[Written request] Gather all lines with "रकरण" from the records.

* Start *

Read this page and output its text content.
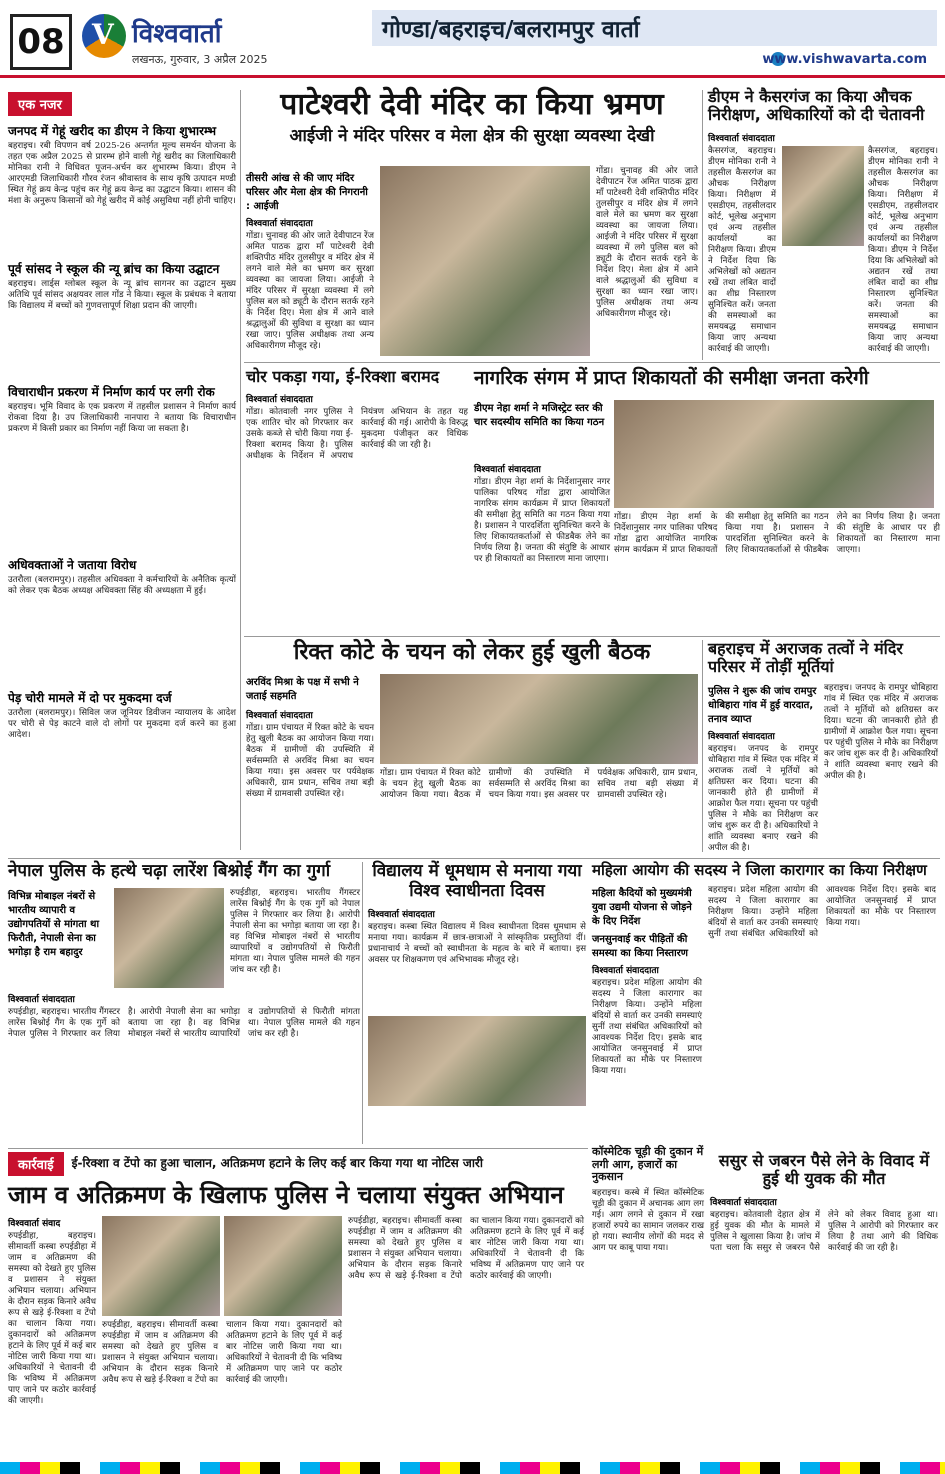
08 V	विश्ववार्ता
लखनऊ, गुरुवार, 3 अप्रैल 2025
गोण्डा/बहराइच/बलरामपुर वार्ता
www.vishwavarta.com
एक नजर
जनपद में गेहूं खरीद का डीएम ने किया शुभारम्भ
बहराइच। रबी विपणन वर्ष 2025-26 अन्तर्गत मूल्य समर्थन योजना के तहत एक अप्रैल 2025 से प्रारम्भ होने वाली गेहूं खरीद का जिलाधिकारी मोनिका रानी ने विधिवत पूजन-अर्चन कर शुभारम्भ किया। डीएम ने आरएमडी जिलाधिकारी गौरव रंजन श्रीवास्तव के साथ कृषि उत्पादन मण्डी स्थित गेहूं क्रय केन्द्र पहुंच कर गेहूं क्रय केन्द्र का उद्घाटन किया। शासन की मंशा के अनुरूप किसानों को गेहूं खरीद में कोई असुविधा नहीं होनी चाहिए।
पूर्व सांसद ने स्कूल की न्यू ब्रांच का किया उद्घाटन
बहराइच। लार्ड्स ग्लोबल स्कूल के न्यू ब्रांच सागनर का उद्घाटन मुख्य अतिथि पूर्व सांसद अक्षयवर लाल गोंड ने किया। स्कूल के प्रबंधक ने बताया कि विद्यालय में बच्चों को गुणवत्तापूर्ण शिक्षा प्रदान की जाएगी।
विचाराधीन प्रकरण में निर्माण कार्य पर लगी रोक
बहराइच। भूमि विवाद के एक प्रकरण में तहसील प्रशासन ने निर्माण कार्य रोकवा दिया है। उप जिलाधिकारी नानपारा ने बताया कि विचाराधीन प्रकरण में किसी प्रकार का निर्माण नहीं किया जा सकता है।
अधिवक्ताओं ने जताया विरोध
उतरौला (बलरामपुर)। तहसील अधिवक्ता ने कर्मचारियों के अनैतिक कृत्यों को लेकर एक बैठक अध्यक्ष अधिवक्ता सिंह की अध्यक्षता में हुई।
पेड़ चोरी मामले में दो पर मुकदमा दर्ज
उतरौला (बलरामपुर)। सिविल जज जूनियर डिवीजन न्यायालय के आदेश पर चोरी से पेड़ काटने वाले दो लोगों पर मुकदमा दर्ज करने का हुआ आदेश।
पाटेश्वरी देवी मंदिर का किया भ्रमण
आईजी ने मंदिर परिसर व मेला क्षेत्र की सुरक्षा व्यवस्था देखी
तीसरी आंख से की जाए मंदिर परिसर और मेला क्षेत्र की निगरानी : आईजी
विश्ववार्ता संवाददाता
गोंडा। चुनावह की ओर जाते देवीपाटन रेंज अमित पाठक द्वारा माँ पाटेश्वरी देवी शक्तिपीठ मंदिर तुलसीपुर व मंदिर क्षेत्र में लगने वाले मेले का भ्रमण कर सुरक्षा व्यवस्था का जायजा लिया। आईजी ने मंदिर परिसर में सुरक्षा व्यवस्था में लगे पुलिस बल को ड्यूटी के दौरान सतर्क रहने के निर्देश दिए। मेला क्षेत्र में आने वाले श्रद्धालुओं की सुविधा व सुरक्षा का ध्यान रखा जाए। पुलिस अधीक्षक तथा अन्य अधिकारीगण मौजूद रहे।
गोंडा। चुनावह की ओर जाते देवीपाटन रेंज अमित पाठक द्वारा माँ पाटेश्वरी देवी शक्तिपीठ मंदिर तुलसीपुर व मंदिर क्षेत्र में लगने वाले मेले का भ्रमण कर सुरक्षा व्यवस्था का जायजा लिया। आईजी ने मंदिर परिसर में सुरक्षा व्यवस्था में लगे पुलिस बल को ड्यूटी के दौरान सतर्क रहने के निर्देश दिए। मेला क्षेत्र में आने वाले श्रद्धालुओं की सुविधा व सुरक्षा का ध्यान रखा जाए। पुलिस अधीक्षक तथा अन्य अधिकारीगण मौजूद रहे।
डीएम ने कैसरगंज का किया औचक निरीक्षण, अधिकारियों को दी चेतावनी
विश्ववार्ता संवाददाता
कैसरगंज, बहराइच। डीएम मोनिका रानी ने तहसील कैसरगंज का औचक निरीक्षण किया। निरीक्षण में एसडीएम, तहसीलदार कोर्ट, भूलेख अनुभाग एवं अन्य तहसील कार्यालयों का निरीक्षण किया। डीएम ने निर्देश दिया कि अभिलेखों को अद्यतन रखें तथा लंबित वादों का शीघ्र निस्तारण सुनिश्चित करें। जनता की समस्याओं का समयबद्ध समाधान किया जाए अन्यथा कार्रवाई की जाएगी।
कैसरगंज, बहराइच। डीएम मोनिका रानी ने तहसील कैसरगंज का औचक निरीक्षण किया। निरीक्षण में एसडीएम, तहसीलदार कोर्ट, भूलेख अनुभाग एवं अन्य तहसील कार्यालयों का निरीक्षण किया। डीएम ने निर्देश दिया कि अभिलेखों को अद्यतन रखें तथा लंबित वादों का शीघ्र निस्तारण सुनिश्चित करें। जनता की समस्याओं का समयबद्ध समाधान किया जाए अन्यथा कार्रवाई की जाएगी।
चोर पकड़ा गया, ई-रिक्शा बरामद
विश्ववार्ता संवाददाता
गोंडा। कोतवाली नगर पुलिस ने एक शातिर चोर को गिरफ्तार कर उसके कब्जे से चोरी किया गया ई-रिक्शा बरामद किया है। पुलिस अधीक्षक के निर्देशन में अपराध नियंत्रण अभियान के तहत यह कार्रवाई की गई। आरोपी के विरुद्ध मुकदमा पंजीकृत कर विधिक कार्रवाई की जा रही है।
नागरिक संगम में प्राप्त शिकायतों की समीक्षा जनता करेगी
डीएम नेहा शर्मा ने मजिस्ट्रेट स्तर की चार सदस्यीय समिति का किया गठन
विश्ववार्ता संवाददाता
गोंडा। डीएम नेहा शर्मा के निर्देशानुसार नगर पालिका परिषद गोंडा द्वारा आयोजित नागरिक संगम कार्यक्रम में प्राप्त शिकायतों की समीक्षा हेतु समिति का गठन किया गया है। प्रशासन ने पारदर्शिता सुनिश्चित करने के लिए शिकायतकर्ताओं से फीडबैक लेने का निर्णय लिया है। जनता की संतुष्टि के आधार पर ही शिकायतों का निस्तारण माना जाएगा।
गोंडा। डीएम नेहा शर्मा के निर्देशानुसार नगर पालिका परिषद गोंडा द्वारा आयोजित नागरिक संगम कार्यक्रम में प्राप्त शिकायतों की समीक्षा हेतु समिति का गठन किया गया है। प्रशासन ने पारदर्शिता सुनिश्चित करने के लिए शिकायतकर्ताओं से फीडबैक लेने का निर्णय लिया है। जनता की संतुष्टि के आधार पर ही शिकायतों का निस्तारण माना जाएगा।
रिक्त कोटे के चयन को लेकर हुई खुली बैठक
अरविंद मिश्रा के पक्ष में सभी ने जताई सहमति
विश्ववार्ता संवाददाता
गोंडा। ग्राम पंचायत में रिक्त कोटे के चयन हेतु खुली बैठक का आयोजन किया गया। बैठक में ग्रामीणों की उपस्थिति में सर्वसम्मति से अरविंद मिश्रा का चयन किया गया। इस अवसर पर पर्यवेक्षक अधिकारी, ग्राम प्रधान, सचिव तथा बड़ी संख्या में ग्रामवासी उपस्थित रहे।
गोंडा। ग्राम पंचायत में रिक्त कोटे के चयन हेतु खुली बैठक का आयोजन किया गया। बैठक में ग्रामीणों की उपस्थिति में सर्वसम्मति से अरविंद मिश्रा का चयन किया गया। इस अवसर पर पर्यवेक्षक अधिकारी, ग्राम प्रधान, सचिव तथा बड़ी संख्या में ग्रामवासी उपस्थित रहे।
बहराइच में अराजक तत्वों ने मंदिर परिसर में तोड़ीं मूर्तियां
पुलिस ने शुरू की जांच रामपुर धोबिहारा गांव में हुई वारदात, तनाव व्याप्त
विश्ववार्ता संवाददाता
बहराइच। जनपद के रामपुर धोबिहारा गांव में स्थित एक मंदिर में अराजक तत्वों ने मूर्तियों को क्षतिग्रस्त कर दिया। घटना की जानकारी होते ही ग्रामीणों में आक्रोश फैल गया। सूचना पर पहुंची पुलिस ने मौके का निरीक्षण कर जांच शुरू कर दी है। अधिकारियों ने शांति व्यवस्था बनाए रखने की अपील की है।
बहराइच। जनपद के रामपुर धोबिहारा गांव में स्थित एक मंदिर में अराजक तत्वों ने मूर्तियों को क्षतिग्रस्त कर दिया। घटना की जानकारी होते ही ग्रामीणों में आक्रोश फैल गया। सूचना पर पहुंची पुलिस ने मौके का निरीक्षण कर जांच शुरू कर दी है। अधिकारियों ने शांति व्यवस्था बनाए रखने की अपील की है।
नेपाल पुलिस के हत्थे चढ़ा लारेंश बिश्नोई गैंग का गुर्गा
विभिन्न मोबाइल नंबरों से भारतीय व्यापारी व उद्योगपतियों से मांगता था फिरौती, नेपाली सेना का भगोड़ा है राम बहादुर
रुपईडीहा, बहराइच। भारतीय गैंगस्टर लारेंस बिश्नोई गैंग के एक गुर्गे को नेपाल पुलिस ने गिरफ्तार कर लिया है। आरोपी नेपाली सेना का भगोड़ा बताया जा रहा है। वह विभिन्न मोबाइल नंबरों से भारतीय व्यापारियों व उद्योगपतियों से फिरौती मांगता था। नेपाल पुलिस मामले की गहन जांच कर रही है।
विश्ववार्ता संवाददाता
रुपईडीहा, बहराइच। भारतीय गैंगस्टर लारेंस बिश्नोई गैंग के एक गुर्गे को नेपाल पुलिस ने गिरफ्तार कर लिया है। आरोपी नेपाली सेना का भगोड़ा बताया जा रहा है। वह विभिन्न मोबाइल नंबरों से भारतीय व्यापारियों व उद्योगपतियों से फिरौती मांगता था। नेपाल पुलिस मामले की गहन जांच कर रही है।
विद्यालय में धूमधाम से मनाया गया विश्व स्वाधीनता दिवस
विश्ववार्ता संवाददाता
बहराइच। कस्बा स्थित विद्यालय में विश्व स्वाधीनता दिवस धूमधाम से मनाया गया। कार्यक्रम में छात्र-छात्राओं ने सांस्कृतिक प्रस्तुतियां दीं। प्रधानाचार्य ने बच्चों को स्वाधीनता के महत्व के बारे में बताया। इस अवसर पर शिक्षकगण एवं अभिभावक मौजूद रहे।
महिला आयोग की सदस्य ने जिला कारागार का किया निरीक्षण
महिला कैदियों को मुख्यमंत्री युवा उद्यमी योजना से जोड़ने के दिए निर्देश
जनसुनवाई कर पीड़ितों की समस्या का किया निस्तारण
विश्ववार्ता संवाददाता
बहराइच। प्रदेश महिला आयोग की सदस्य ने जिला कारागार का निरीक्षण किया। उन्होंने महिला बंदियों से वार्ता कर उनकी समस्याएं सुनीं तथा संबंधित अधिकारियों को आवश्यक निर्देश दिए। इसके बाद आयोजित जनसुनवाई में प्राप्त शिकायतों का मौके पर निस्तारण किया गया।
बहराइच। प्रदेश महिला आयोग की सदस्य ने जिला कारागार का निरीक्षण किया। उन्होंने महिला बंदियों से वार्ता कर उनकी समस्याएं सुनीं तथा संबंधित अधिकारियों को आवश्यक निर्देश दिए। इसके बाद आयोजित जनसुनवाई में प्राप्त शिकायतों का मौके पर निस्तारण किया गया।
कॉस्मेटिक चूड़ी की दुकान में लगी आग, हजारों का नुकसान
बहराइच। कस्बे में स्थित कॉस्मेटिक चूड़ी की दुकान में अचानक आग लग गई। आग लगने से दुकान में रखा हजारों रुपये का सामान जलकर राख हो गया। स्थानीय लोगों की मदद से आग पर काबू पाया गया।
कार्रवाई	ई-रिक्शा व टेंपो का हुआ चालान, अतिक्रमण हटाने के लिए कई बार किया गया था नोटिस जारी
जाम व अतिक्रमण के खिलाफ पुलिस ने चलाया संयुक्त अभियान
विश्ववार्ता संवाद
रुपईडीहा, बहराइच। सीमावर्ती कस्बा रुपईडीहा में जाम व अतिक्रमण की समस्या को देखते हुए पुलिस व प्रशासन ने संयुक्त अभियान चलाया। अभियान के दौरान सड़क किनारे अवैध रूप से खड़े ई-रिक्शा व टेंपो का चालान किया गया। दुकानदारों को अतिक्रमण हटाने के लिए पूर्व में कई बार नोटिस जारी किया गया था। अधिकारियों ने चेतावनी दी कि भविष्य में अतिक्रमण पाए जाने पर कठोर कार्रवाई की जाएगी।
रुपईडीहा, बहराइच। सीमावर्ती कस्बा रुपईडीहा में जाम व अतिक्रमण की समस्या को देखते हुए पुलिस व प्रशासन ने संयुक्त अभियान चलाया। अभियान के दौरान सड़क किनारे अवैध रूप से खड़े ई-रिक्शा व टेंपो का चालान किया गया। दुकानदारों को अतिक्रमण हटाने के लिए पूर्व में कई बार नोटिस जारी किया गया था। अधिकारियों ने चेतावनी दी कि भविष्य में अतिक्रमण पाए जाने पर कठोर कार्रवाई की जाएगी।
रुपईडीहा, बहराइच। सीमावर्ती कस्बा रुपईडीहा में जाम व अतिक्रमण की समस्या को देखते हुए पुलिस व प्रशासन ने संयुक्त अभियान चलाया। अभियान के दौरान सड़क किनारे अवैध रूप से खड़े ई-रिक्शा व टेंपो का चालान किया गया। दुकानदारों को अतिक्रमण हटाने के लिए पूर्व में कई बार नोटिस जारी किया गया था। अधिकारियों ने चेतावनी दी कि भविष्य में अतिक्रमण पाए जाने पर कठोर कार्रवाई की जाएगी।
ससुर से जबरन पैसे लेने के विवाद में हुई थी युवक की मौत
विश्ववार्ता संवाददाता
बहराइच। कोतवाली देहात क्षेत्र में हुई युवक की मौत के मामले में पुलिस ने खुलासा किया है। जांच में पता चला कि ससुर से जबरन पैसे लेने को लेकर विवाद हुआ था। पुलिस ने आरोपी को गिरफ्तार कर लिया है तथा आगे की विधिक कार्रवाई की जा रही है।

* End *

[The response]
विचाराधीन प्रकरण में निर्माण कार्य पर लगी रोक
बहराइच। भूमि विवाद के एक प्रकरण में तहसील प्रशासन ने निर्माण कार्य रोकवा दिया है। उप जिलाधिकारी नानपारा ने बताया कि विचाराधीन प्रकरण में किसी प्रकार का निर्माण नहीं किया जा सकता है।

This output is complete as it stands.